記事抜粋:

呼吸器疾患に苦しむ患者の生活を改善するための、呼吸器モニタリングデバイスとアプリを開発するNuvoairがシリーズAで12m$(約13.3億円)の資金調達を実施したことを同社のブログで明らかにした。

今回の調達ラウンドには、テクノロジーとヘルスケア領域のVCであるAlbionVCがリードインベスターとして主導し、KAYA(旧Enern) 、Amino Collective、そして既存の株主であるSpiltan、Industrifonden、ノバルティスファーマAG(dRx Capital)も参画した。

世界中に存在する多くの呼吸器疾患人口

呼吸器疾患を患う人は数多く存在しており、Nuvoairによると、世界中で5億人以上が喘息、嚢胞性線維症、慢性閉塞性肺疾患(COPD)などの慢性呼吸器疾患に苦しんでおり、これらの状態の管理に毎年3,000億ドル以上が費やされているという。

こうした呼吸器疾患を対象としたデジタルヘルスは現在様々なベンチャー企業によって取り組まれており、例えば以下のような企業が直近で動きを見せている。

参考:リモート呼吸モニタリングのAevice Healthが東邦HDと資本業務提携、日本市場へ参入

参考:医療用ECGウェアラブルパッチのVivaLNKが6分間歩行試験用ソリューションを発表

参考:イスラエル企業Itamarが医療グレードウェアラブルのSpryを買収、睡眠時無呼吸症候群の連続モニタリングを目指す(注:Spryは元々COPDモニタリング用のウェアラブルデバイスを開発していた)

NuvoAirはポイントオブケアの呼吸器疾患モニタリングを開発

NuvoAirは、スマートフォンに接続して使う、肺の状態をモニタリングするためのデバイスと、その結果をユーザーが閲覧するためのアプリ、そして医療提供者と患者を繋ぐプラットフォームを開発している。

同社公開の動画への直リンク

専用のデバイスを使い、スポットで肺の状態を確認していく。観測されたデータはすべてプラットフォーム上に蓄積され、健康と行動の重要な変化をリアルタイムで特定し、投薬の有効性に関するデータ主導の分析によって患者が自分の状態を管理できるようになることを目指している。

同社によると、NuvoAirのデバイス・プラットフォームを使うことで、臨床的に緊急の病院訪問を39%以上削減することができたという。また、同社のプラットフォームの利用継続率は95%と、非常にユーザーの評価は高い。

提供データ:
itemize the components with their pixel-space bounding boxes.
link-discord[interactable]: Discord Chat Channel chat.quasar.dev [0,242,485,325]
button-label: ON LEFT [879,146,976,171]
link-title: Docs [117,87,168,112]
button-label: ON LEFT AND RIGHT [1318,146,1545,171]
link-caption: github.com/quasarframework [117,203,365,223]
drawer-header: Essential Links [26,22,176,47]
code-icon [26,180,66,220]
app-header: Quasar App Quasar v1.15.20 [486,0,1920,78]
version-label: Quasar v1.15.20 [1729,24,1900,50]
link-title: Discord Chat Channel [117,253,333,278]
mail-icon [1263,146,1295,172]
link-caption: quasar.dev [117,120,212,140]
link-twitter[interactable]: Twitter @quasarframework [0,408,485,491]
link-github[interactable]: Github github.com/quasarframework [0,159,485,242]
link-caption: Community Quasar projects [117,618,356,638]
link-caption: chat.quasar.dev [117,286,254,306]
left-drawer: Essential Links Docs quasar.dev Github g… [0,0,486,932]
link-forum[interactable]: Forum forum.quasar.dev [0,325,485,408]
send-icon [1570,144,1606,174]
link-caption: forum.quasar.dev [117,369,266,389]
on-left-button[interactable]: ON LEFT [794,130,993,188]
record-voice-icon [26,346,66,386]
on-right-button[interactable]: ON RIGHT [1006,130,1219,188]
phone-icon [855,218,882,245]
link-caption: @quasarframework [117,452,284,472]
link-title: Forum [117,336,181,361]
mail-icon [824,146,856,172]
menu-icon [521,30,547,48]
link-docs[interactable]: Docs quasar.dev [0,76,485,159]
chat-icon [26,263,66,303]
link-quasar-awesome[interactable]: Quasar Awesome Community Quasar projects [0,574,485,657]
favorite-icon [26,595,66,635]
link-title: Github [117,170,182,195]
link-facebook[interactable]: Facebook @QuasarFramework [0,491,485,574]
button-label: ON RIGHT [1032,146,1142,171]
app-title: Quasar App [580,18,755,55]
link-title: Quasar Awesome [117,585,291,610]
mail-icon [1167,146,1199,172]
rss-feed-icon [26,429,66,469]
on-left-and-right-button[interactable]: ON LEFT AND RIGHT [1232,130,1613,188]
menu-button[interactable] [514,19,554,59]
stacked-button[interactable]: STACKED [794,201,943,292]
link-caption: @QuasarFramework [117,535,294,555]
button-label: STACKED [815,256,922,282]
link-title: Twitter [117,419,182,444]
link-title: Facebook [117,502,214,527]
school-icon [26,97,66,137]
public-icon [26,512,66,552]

課題一覧:
A. Nuvoairの記事のうち、「NuvoAirは、スマートフ」から始まり「うになることを目指している。」で終わる部分を、「デバイス」を「機器」に置き換えて書き直してください。
B. Nuvoairの記事にある「また、同社のプラットフォームの利用継続率は95%と、非常にユーザーの評価は高い。」という一文を英語に訳すとどうなりますか？
C. Nuvoairの記事で「同社によると、NuvoAirのデバイス・プラットフォームを使うことで」から始まる段落を、主な事実を残して箇条書きにまとめてください。

解答一覧:
A.
NuvoAirは、スマートフォンに接続して使う、肺の状態をモニタリングするための機器と、その結果をユーザーが閲覧するためのアプリ、そして医療提供者と患者を繋ぐプラットフォームを開発している。

同社公開の動画への直リンク

専用の機器を使い、スポットで肺の状態を確認していく。観測されたデータはすべてプラットフォーム上に蓄積され、健康と行動の重要な変化をリアルタイムで特定し、投薬の有効性に関するデータ主導の分析によって患者が自分の状態を管理できるようになることを目指している。

B. In addition, the retention rate for the company's platform is 95%, and users rate it very highly.

C.
- 同社によると、NuvoAirのデバイス・プラットフォームの利用で、臨床的に緊急の病院訪問を39%以上削減できた
- プラットフォームの利用継続率は95%で、ユーザーの評価は非常に高い